Collection entries
####
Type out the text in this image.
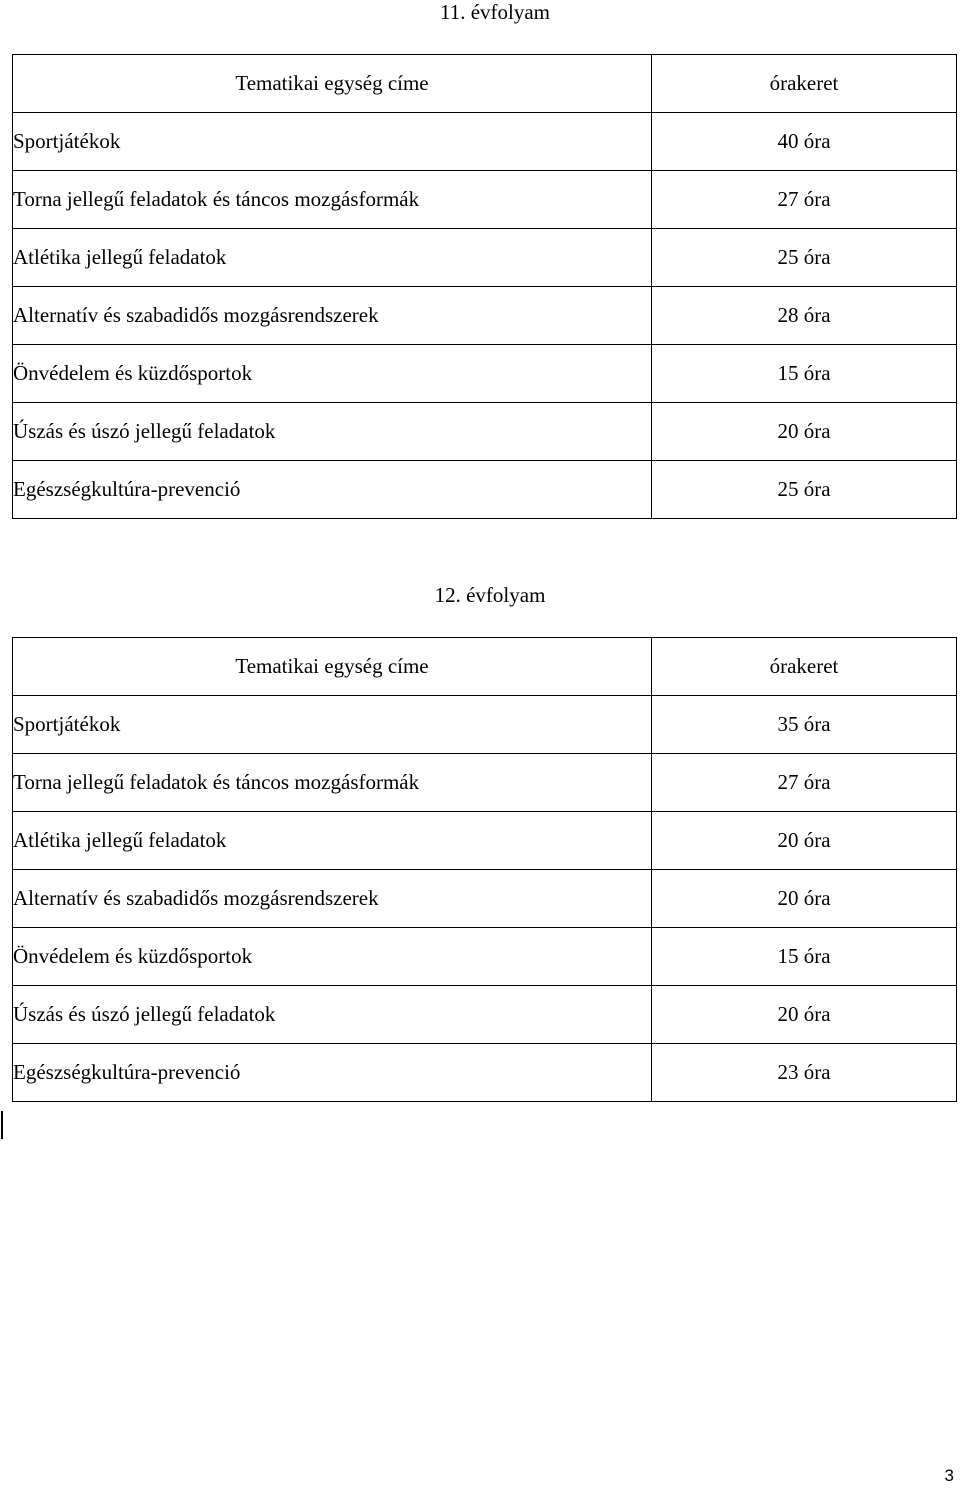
11. évfolyam
Tematikai egység címe	órakeret
Sportjátékok	40 óra
Torna jellegű feladatok és táncos mozgásformák	27 óra
Atlétika jellegű feladatok	25 óra
Alternatív és szabadidős mozgásrendszerek	28 óra
Önvédelem és küzdősportok	15 óra
Úszás és úszó jellegű feladatok	20 óra
Egészségkultúra-prevenció	25 óra
12. évfolyam
Tematikai egység címe	órakeret
Sportjátékok	35 óra
Torna jellegű feladatok és táncos mozgásformák	27 óra
Atlétika jellegű feladatok	20 óra
Alternatív és szabadidős mozgásrendszerek	20 óra
Önvédelem és küzdősportok	15 óra
Úszás és úszó jellegű feladatok	20 óra
Egészségkultúra-prevenció	23 óra
3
####
[WHAT IS BEING ASKED]:
Images must not appear in the copy; reproduce everything else in the records verbatim.

[TASK OUTPUT]:
Type out the text in this image.
11. évfolyam
Tematikai egység címe	órakeret
Sportjátékok	40 óra
Torna jellegű feladatok és táncos mozgásformák	27 óra
Atlétika jellegű feladatok	25 óra
Alternatív és szabadidős mozgásrendszerek	28 óra
Önvédelem és küzdősportok	15 óra
Úszás és úszó jellegű feladatok	20 óra
Egészségkultúra-prevenció	25 óra
12. évfolyam
Tematikai egység címe	órakeret
Sportjátékok	35 óra
Torna jellegű feladatok és táncos mozgásformák	27 óra
Atlétika jellegű feladatok	20 óra
Alternatív és szabadidős mozgásrendszerek	20 óra
Önvédelem és küzdősportok	15 óra
Úszás és úszó jellegű feladatok	20 óra
Egészségkultúra-prevenció	23 óra
3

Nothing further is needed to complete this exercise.